Stated task -
In the book review below, who supplied the reviewer's ARC of Lizzie Borden, Zombie Hunter?

Text to read -
Lizze Borden is a person in our American history who never ceases to fascinate us. Mostly because we still don't know what happened. Did she do it? Didn't she do it? Who did? Why?  It's a crazy, sad mess. Well, some of these questions may now be answered for us. Zombies. Lizzie was protecting her self from Zombies. And why not? It makes about as much sense as anything else. I found the whole idea to be quite clever actually.

There was a lot of action through this book. Zombies are everywhere it seems. Lizzie is a quick study in the hunting of zombies, and seems to be a pretty smart and independent lady. I never really connected with Lizzie as a person. She was always at a distance to me, so it was hard to truly get absorbed in her story. Although, when you look at all her real life pictures, she gives me the impression of someone who is cold and distant there too, so maybe that is a fitting aspect after all.

 John bothered me. I think he's supposed to, but I don't understand his intentions. Did he lose interest? Was he an 1890's player? He cut Lizzie off so suddenly, I thought there was going to be a reason behind the behavior, but there was none given.

This was a wonderful idea for a book. I love when a book takes history's mysteries and fills in the blanks.

The ARC of Lizzie Borden, Zombie Hunter by C.A. Verstraete was kindly provided to me by Bewitching Book Tours for review. The opinions are my own.



Chapter One


Q. You saw his face covered with blood?

Records -
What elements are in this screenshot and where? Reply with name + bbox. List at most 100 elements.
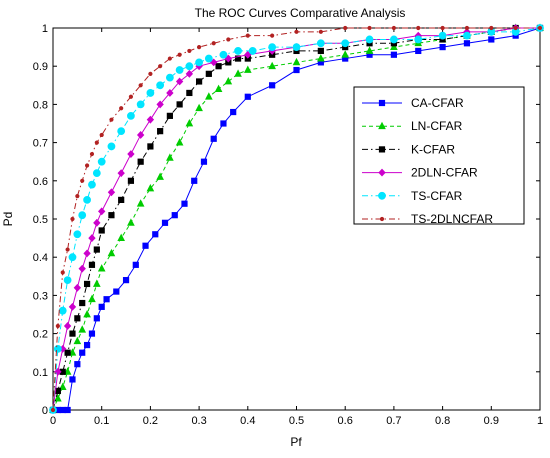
data-point (92, 169, 101, 178)
data-point (63, 276, 72, 285)
data-point (158, 64, 163, 69)
data-point (127, 177, 135, 184)
data-point (205, 92, 213, 100)
data-point (165, 73, 174, 82)
data-point (70, 216, 75, 222)
data-point (63, 367, 72, 375)
data-point (513, 25, 518, 31)
data-point (117, 127, 126, 136)
data-point (97, 264, 106, 272)
data-point (185, 62, 194, 71)
data-point (68, 253, 77, 262)
data-point (74, 361, 81, 368)
data-point (185, 69, 194, 78)
y-tick-label: 0.2 (33, 329, 48, 341)
data-point (439, 44, 446, 51)
data-point (127, 150, 135, 158)
series-5 (50, 25, 543, 413)
data-point (317, 47, 324, 55)
data-point (118, 196, 125, 204)
legend-item: K-CFAR (362, 142, 455, 156)
data-point (78, 325, 87, 333)
y-axis-label: Pd (1, 212, 15, 227)
y-tick-label: 0.5 (33, 214, 48, 226)
data-point (230, 108, 237, 116)
data-point (438, 31, 447, 40)
series-line (52, 27, 540, 411)
data-point (167, 56, 172, 61)
x-tick-label: 0.3 (191, 415, 206, 427)
data-point (55, 323, 60, 329)
data-point (88, 234, 96, 243)
data-point (268, 61, 276, 70)
data-point (107, 188, 116, 197)
data-point (148, 71, 153, 76)
data-point (136, 100, 145, 109)
data-point (166, 153, 174, 161)
data-point (127, 218, 135, 226)
data-point (177, 52, 182, 57)
series-lines (49, 23, 544, 414)
data-point (64, 349, 71, 356)
legend: CA-CFAR LN-CFAR K-CFAR 2DLN-CFAR TS-CFAR TS-2… (353, 86, 525, 226)
data-point (318, 29, 323, 34)
data-point (185, 119, 194, 127)
data-point (83, 341, 91, 349)
x-tick-label: 0.2 (143, 415, 158, 427)
data-point (176, 101, 183, 108)
data-point (317, 54, 325, 62)
data-point (88, 180, 96, 189)
data-point (113, 288, 120, 295)
data-point (69, 376, 76, 383)
data-point (58, 306, 67, 315)
y-tick-label: 1 (42, 23, 48, 35)
data-point (175, 138, 184, 146)
data-point (171, 212, 178, 219)
data-point (53, 344, 62, 353)
data-point (210, 58, 218, 67)
data-point (186, 89, 193, 97)
data-point (83, 196, 91, 204)
data-point (390, 35, 398, 44)
data-point (215, 63, 222, 70)
data-point (195, 58, 204, 67)
data-point (415, 47, 422, 55)
y-tick-label: 0.3 (33, 290, 48, 302)
data-point (137, 158, 144, 165)
legend-item: LN-CFAR (362, 119, 463, 133)
data-point (293, 66, 300, 74)
data-point (78, 211, 87, 220)
data-point (84, 163, 90, 168)
data-point (294, 29, 299, 34)
legend-label: LN-CFAR (411, 119, 463, 133)
data-point (117, 169, 125, 178)
data-point (146, 89, 155, 97)
data-point (50, 407, 56, 413)
data-point (489, 25, 494, 31)
data-point (80, 178, 85, 183)
data-point (152, 231, 159, 238)
data-point (195, 103, 203, 112)
data-point (146, 183, 155, 192)
series-line (52, 27, 540, 411)
x-tick-label: 0.7 (386, 415, 401, 427)
data-point (98, 303, 105, 310)
data-point (147, 143, 154, 150)
data-point (175, 77, 184, 86)
data-point (117, 233, 126, 241)
data-point (204, 54, 213, 63)
data-point (107, 142, 116, 151)
data-point (73, 336, 82, 345)
data-point (88, 261, 96, 268)
data-point (245, 33, 250, 38)
data-point (103, 296, 110, 303)
data-point (88, 330, 96, 337)
legend-marker (378, 121, 386, 130)
data-point (73, 230, 82, 239)
data-point (68, 348, 77, 356)
x-tick-label: 0.1 (94, 415, 109, 427)
data-point (128, 94, 134, 99)
y-tick-label: 0.9 (33, 61, 48, 73)
data-point (122, 277, 130, 284)
data-point (83, 249, 91, 258)
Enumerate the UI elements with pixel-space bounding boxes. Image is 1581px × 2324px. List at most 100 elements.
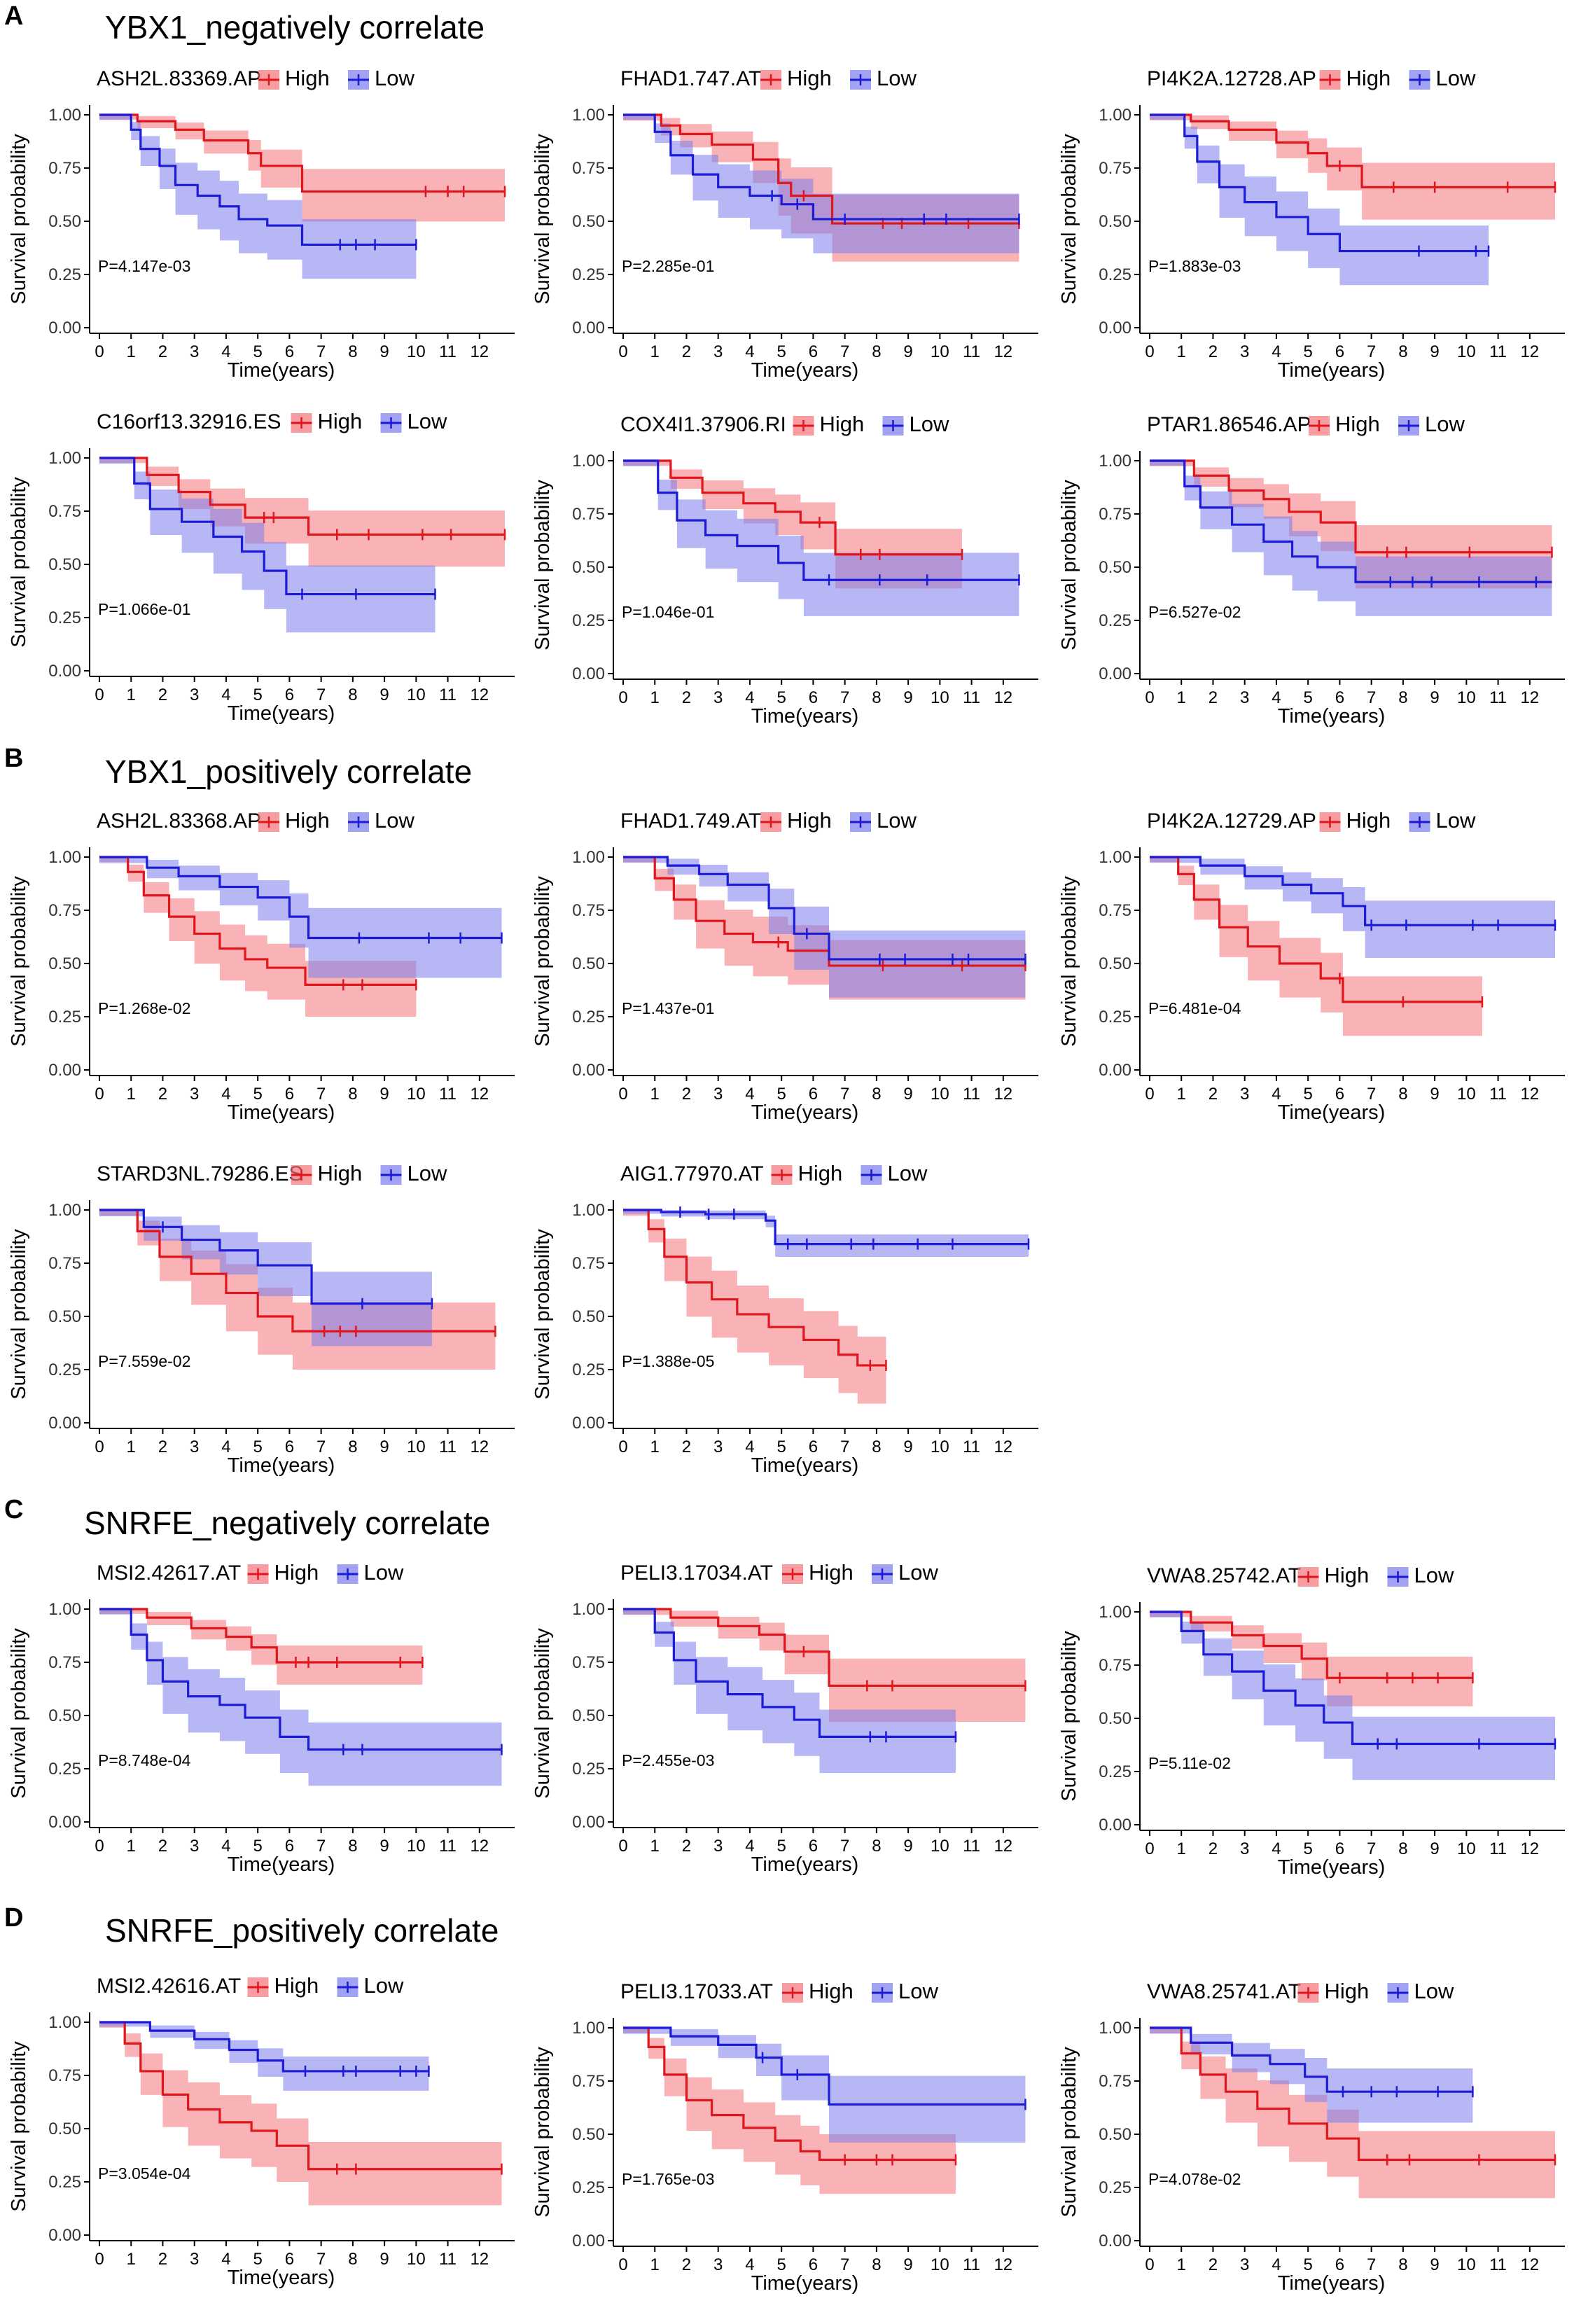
y-tick-label: 1.00 [48,106,81,125]
y-tick-label: 0.00 [572,319,605,338]
x-tick-label: 11 [439,1438,457,1456]
x-tick-label: 7 [316,1085,326,1104]
x-tick-label: 11 [1489,342,1507,361]
x-axis-title: Time(years) [751,2272,859,2295]
low-survival-curve [623,856,1026,961]
x-tick-label: 0 [1145,1085,1154,1104]
y-axis-title: Survival probability [1058,2047,1080,2218]
y-tick-label: 1.00 [572,2019,605,2038]
low-survival-curve [623,459,1019,581]
y-tick-label: 0.75 [48,502,81,521]
y-tick-label: 1.00 [48,1600,81,1619]
x-tick-label: 8 [1398,1839,1407,1858]
x-tick-label: 6 [1335,2255,1344,2274]
x-tick-label: 4 [221,2250,230,2269]
y-tick-label: 0.50 [572,212,605,231]
y-tick-label: 0.75 [572,1653,605,1672]
x-tick-label: 9 [379,1438,389,1456]
x-tick-label: 11 [963,1837,980,1856]
high-legend-label: High [1346,808,1391,833]
x-tick-label: 8 [872,688,881,707]
x-tick-label: 3 [190,686,199,704]
x-axis-title: Time(years) [1278,359,1386,382]
km-chart-svg: 0.000.250.500.751.000 1 2 3 4 5 6 7 8 9 10 11 12Time… [531,1161,1038,1477]
x-tick-label: 7 [1367,342,1376,361]
km-chart-svg: 0.000.250.500.751.000 1 2 3 4 5 6 7 8 9 10 11 12Time… [8,409,515,725]
x-axis-title: Time(years) [1278,2272,1386,2295]
x-tick-label: 2 [158,2250,167,2269]
x-tick-label: 9 [903,2255,912,2274]
x-tick-label: 3 [713,688,723,707]
km-panel: 0.00 0.25 0.50 0.75 1.00 0 1 2 3 4 5 6 7 8 9 10 11 12 Time… [524,1556,1042,1885]
y-axis-title: Survival probability [531,134,554,305]
km-chart-svg: 0.000.250.500.751.000 1 2 3 4 5 6 7 8 9 10 11 12Time… [531,1979,1038,2295]
low-legend-label: Low [1414,1979,1454,2003]
x-tick-label: 12 [1520,1085,1539,1104]
y-axis-title: Survival probability [8,1229,30,1400]
high-survival-curve [99,1608,423,1664]
low-confidence-band [1150,857,1555,959]
x-tick-label: 1 [1177,342,1186,361]
x-tick-label: 11 [963,2255,980,2274]
km-chart-svg: 0.000.250.500.751.000 1 2 3 4 5 6 7 8 9 10 11 12Time… [8,1560,515,1876]
x-tick-label: 0 [618,1085,627,1104]
x-tick-label: 7 [840,1438,849,1456]
low-confidence-band [99,1609,502,1786]
km-chart-svg: 0.000.250.500.751.000 1 2 3 4 5 6 7 8 9 10 11 12Time… [531,1560,1038,1876]
x-tick-label: 1 [1177,2255,1186,2274]
x-tick-label: 4 [745,1837,754,1856]
x-tick-label: 5 [776,342,786,361]
x-tick-label: 2 [1209,1085,1218,1104]
x-tick-label: 1 [127,342,136,361]
y-tick-label: 1.00 [48,1201,81,1220]
x-tick-label: 3 [713,2255,723,2274]
x-tick-label: 12 [470,1837,489,1856]
x-tick-label: 12 [994,1085,1012,1104]
y-tick-label: 0.25 [48,1008,81,1027]
y-tick-label: 0.00 [48,1061,81,1080]
low-confidence-band [1150,2028,1473,2123]
y-tick-label: 0.25 [572,1361,605,1379]
x-tick-label: 5 [253,342,262,361]
legend-title: FHAD1.749.AT [620,809,761,833]
high-confidence-band [623,1609,1026,1722]
low-legend-label: Low [910,412,949,436]
low-legend-label: Low [877,808,917,833]
x-tick-label: 1 [650,1085,660,1104]
low-confidence-band [1150,115,1489,286]
x-tick-label: 6 [809,688,818,707]
high-legend-label: High [809,1979,854,2003]
y-tick-label: 0.50 [48,1706,81,1725]
p-value-label: P=8.748e-04 [98,1751,191,1769]
x-tick-label: 0 [1145,342,1154,361]
km-panel: 0.00 0.25 0.50 0.75 1.00 0 1 2 3 4 5 6 7 8 9 10 11 12 Time… [1050,408,1568,737]
x-tick-label: 4 [221,1085,230,1104]
x-tick-label: 10 [1457,1839,1476,1858]
x-tick-label: 7 [1367,688,1376,707]
x-tick-label: 3 [1240,2255,1249,2274]
x-tick-label: 3 [190,1837,199,1856]
high-confidence-band [623,2028,956,2194]
km-chart-svg: 0.000.250.500.751.000 1 2 3 4 5 6 7 8 9 10 11 12Time… [1058,1563,1565,1879]
x-tick-label: 7 [1367,1085,1376,1104]
high-legend-label: High [1325,1979,1370,2003]
km-panel: 0.00 0.25 0.50 0.75 1.00 0 1 2 3 4 5 6 7 8 9 10 11 12 Time… [1050,1975,1568,2304]
x-tick-label: 9 [903,1438,912,1456]
x-tick-label: 4 [221,1438,230,1456]
x-tick-label: 3 [1240,688,1249,707]
x-tick-label: 10 [1457,688,1476,707]
high-survival-curve [1150,1610,1473,1679]
x-tick-label: 8 [872,1837,881,1856]
low-legend-label: Low [877,66,917,90]
x-tick-label: 1 [127,2250,136,2269]
x-tick-label: 6 [809,2255,818,2274]
x-tick-label: 8 [1398,342,1407,361]
y-tick-label: 1.00 [1099,2019,1131,2038]
x-tick-label: 12 [1520,1839,1539,1858]
low-confidence-band [1150,1612,1555,1781]
x-tick-label: 2 [1209,688,1218,707]
y-tick-label: 0.00 [48,662,81,681]
low-legend-label: Low [364,1973,404,1998]
y-tick-label: 0.25 [572,2178,605,2197]
p-value-label: P=2.285e-01 [622,257,714,275]
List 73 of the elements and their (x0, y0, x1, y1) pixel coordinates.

Result of this task -
Bewitching Book Tours